--- begin Provided information ---

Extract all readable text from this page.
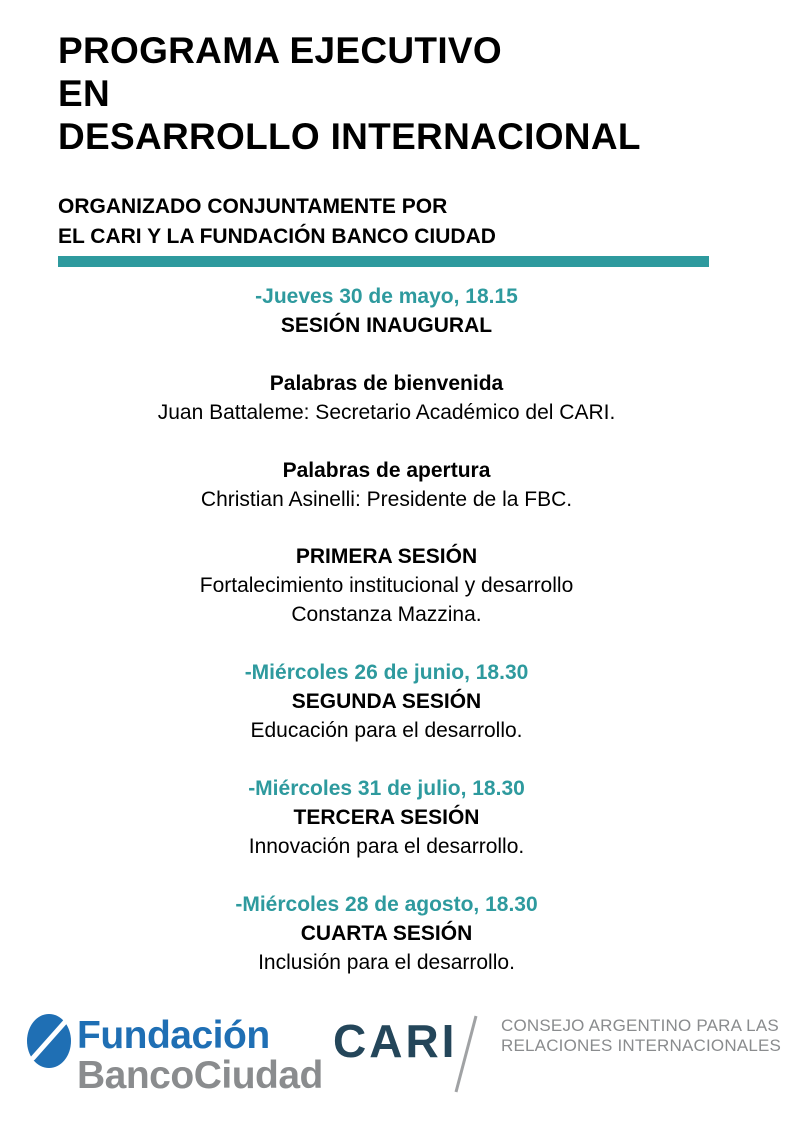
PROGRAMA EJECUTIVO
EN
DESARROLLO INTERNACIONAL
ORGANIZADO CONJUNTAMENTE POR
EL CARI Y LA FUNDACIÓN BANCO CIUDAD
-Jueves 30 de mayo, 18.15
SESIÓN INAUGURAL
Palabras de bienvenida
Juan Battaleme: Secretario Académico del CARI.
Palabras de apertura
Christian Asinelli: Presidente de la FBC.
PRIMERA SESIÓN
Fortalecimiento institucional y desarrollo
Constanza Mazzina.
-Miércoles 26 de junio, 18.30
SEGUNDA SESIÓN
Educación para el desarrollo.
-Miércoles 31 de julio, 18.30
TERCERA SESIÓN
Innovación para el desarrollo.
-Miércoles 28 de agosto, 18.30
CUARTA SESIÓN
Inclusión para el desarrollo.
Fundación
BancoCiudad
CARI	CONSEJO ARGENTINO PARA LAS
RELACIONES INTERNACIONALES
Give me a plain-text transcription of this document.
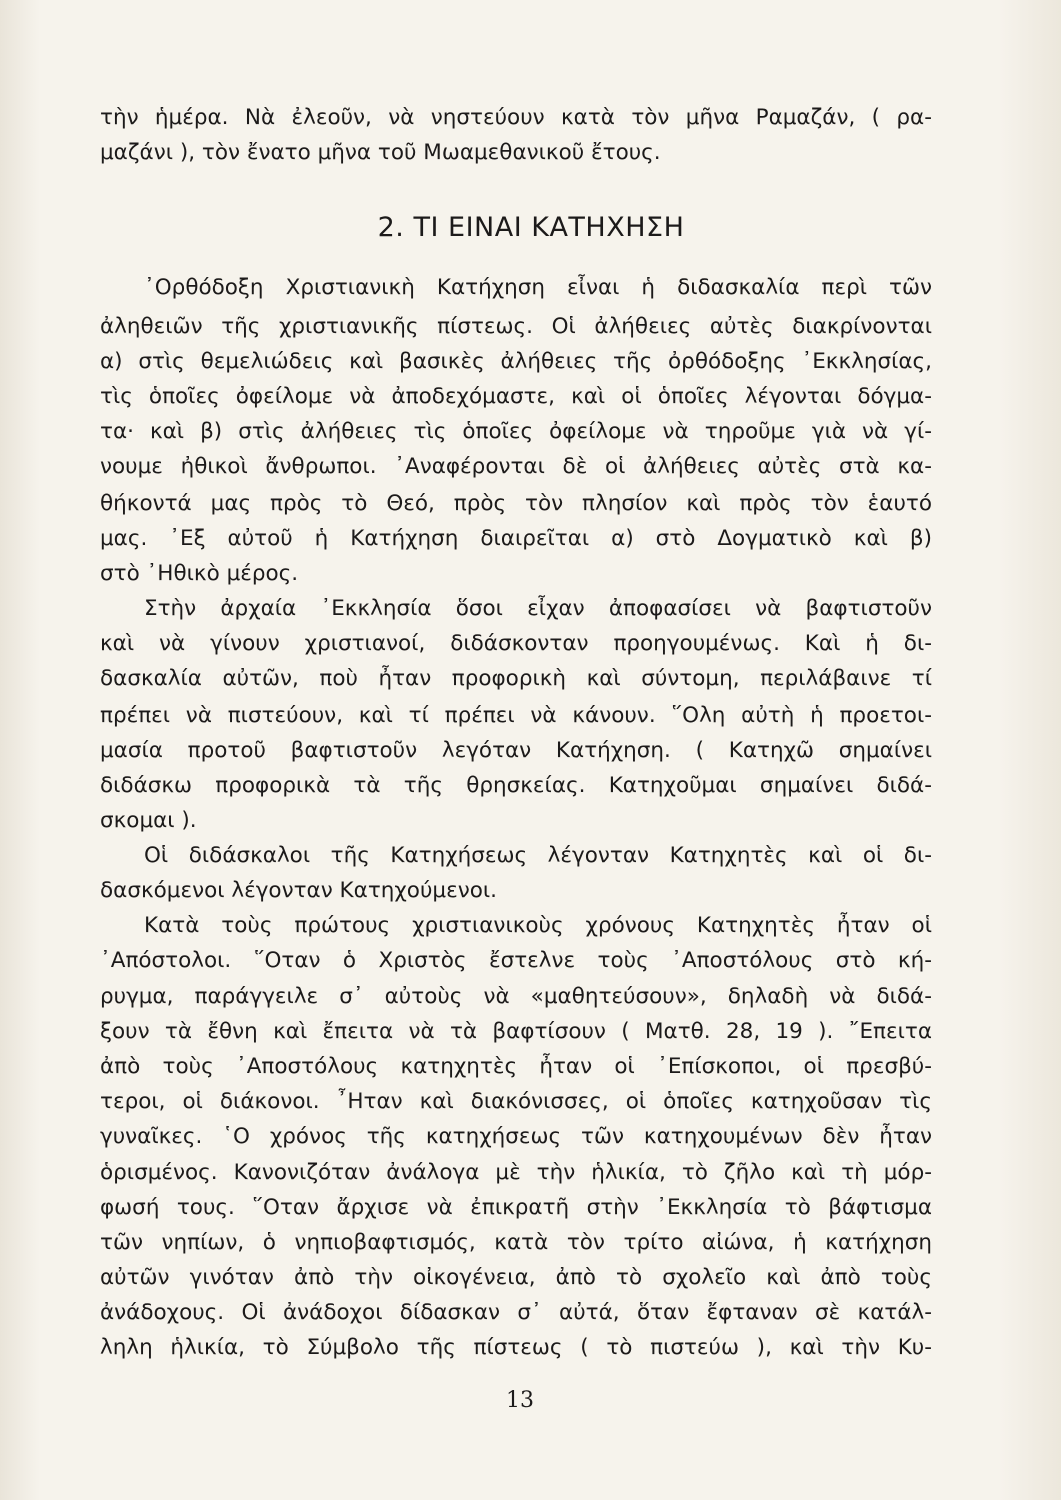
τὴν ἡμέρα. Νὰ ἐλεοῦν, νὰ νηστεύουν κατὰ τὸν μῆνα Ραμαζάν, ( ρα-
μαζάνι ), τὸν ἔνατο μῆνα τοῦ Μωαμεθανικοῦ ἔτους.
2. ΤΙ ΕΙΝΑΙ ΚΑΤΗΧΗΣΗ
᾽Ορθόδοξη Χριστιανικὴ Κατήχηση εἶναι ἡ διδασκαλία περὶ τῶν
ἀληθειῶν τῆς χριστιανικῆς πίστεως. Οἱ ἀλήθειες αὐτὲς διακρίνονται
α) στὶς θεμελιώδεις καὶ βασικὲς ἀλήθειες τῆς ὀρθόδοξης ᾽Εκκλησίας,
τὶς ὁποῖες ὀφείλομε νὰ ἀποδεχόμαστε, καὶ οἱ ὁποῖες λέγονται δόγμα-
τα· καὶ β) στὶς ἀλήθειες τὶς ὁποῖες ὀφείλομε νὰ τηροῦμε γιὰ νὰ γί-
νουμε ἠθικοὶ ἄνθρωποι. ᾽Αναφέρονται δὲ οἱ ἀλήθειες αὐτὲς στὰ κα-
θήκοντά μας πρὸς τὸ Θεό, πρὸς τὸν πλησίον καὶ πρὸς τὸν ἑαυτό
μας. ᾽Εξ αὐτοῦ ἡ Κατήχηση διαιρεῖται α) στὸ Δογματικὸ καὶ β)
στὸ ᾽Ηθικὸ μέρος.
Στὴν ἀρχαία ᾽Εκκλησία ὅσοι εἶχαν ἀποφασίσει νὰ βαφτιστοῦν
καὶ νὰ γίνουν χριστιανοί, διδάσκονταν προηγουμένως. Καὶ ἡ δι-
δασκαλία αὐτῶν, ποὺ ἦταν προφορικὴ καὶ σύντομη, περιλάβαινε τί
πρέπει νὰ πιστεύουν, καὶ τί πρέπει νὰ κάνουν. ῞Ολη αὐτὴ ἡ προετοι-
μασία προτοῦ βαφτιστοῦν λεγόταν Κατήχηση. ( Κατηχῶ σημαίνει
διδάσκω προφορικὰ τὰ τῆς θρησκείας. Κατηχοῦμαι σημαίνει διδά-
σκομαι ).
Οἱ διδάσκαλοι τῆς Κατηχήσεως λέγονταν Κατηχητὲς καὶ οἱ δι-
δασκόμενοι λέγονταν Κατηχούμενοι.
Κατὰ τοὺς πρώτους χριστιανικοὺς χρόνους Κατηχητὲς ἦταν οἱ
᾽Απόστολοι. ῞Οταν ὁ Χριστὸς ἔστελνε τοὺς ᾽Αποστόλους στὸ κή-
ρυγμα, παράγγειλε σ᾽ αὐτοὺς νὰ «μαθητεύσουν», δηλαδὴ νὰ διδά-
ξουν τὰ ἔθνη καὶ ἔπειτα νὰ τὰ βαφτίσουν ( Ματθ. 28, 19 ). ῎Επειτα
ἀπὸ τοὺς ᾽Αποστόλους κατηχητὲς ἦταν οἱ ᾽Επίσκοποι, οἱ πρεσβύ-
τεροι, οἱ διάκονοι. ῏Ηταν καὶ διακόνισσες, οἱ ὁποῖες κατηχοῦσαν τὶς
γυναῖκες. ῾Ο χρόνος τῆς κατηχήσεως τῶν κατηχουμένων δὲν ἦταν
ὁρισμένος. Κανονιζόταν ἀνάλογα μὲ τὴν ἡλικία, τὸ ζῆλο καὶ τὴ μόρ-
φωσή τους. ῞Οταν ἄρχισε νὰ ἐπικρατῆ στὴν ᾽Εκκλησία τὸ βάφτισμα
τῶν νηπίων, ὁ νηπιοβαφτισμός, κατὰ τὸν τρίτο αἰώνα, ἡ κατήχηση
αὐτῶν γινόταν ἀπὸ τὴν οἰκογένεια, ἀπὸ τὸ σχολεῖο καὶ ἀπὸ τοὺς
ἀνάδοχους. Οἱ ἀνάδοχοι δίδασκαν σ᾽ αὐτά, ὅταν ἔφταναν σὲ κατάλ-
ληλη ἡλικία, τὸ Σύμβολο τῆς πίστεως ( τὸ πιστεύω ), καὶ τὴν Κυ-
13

--- end Provided information ---

*Exercise requirements*: Identify the lines that contain the string "Αποστόλους", and copy every one of them.

*Completed exercise*:
᾽Απόστολοι. ῞Οταν ὁ Χριστὸς ἔστελνε τοὺς ᾽Αποστόλους στὸ κή-
ἀπὸ τοὺς ᾽Αποστόλους κατηχητὲς ἦταν οἱ ᾽Επίσκοποι, οἱ πρεσβύ-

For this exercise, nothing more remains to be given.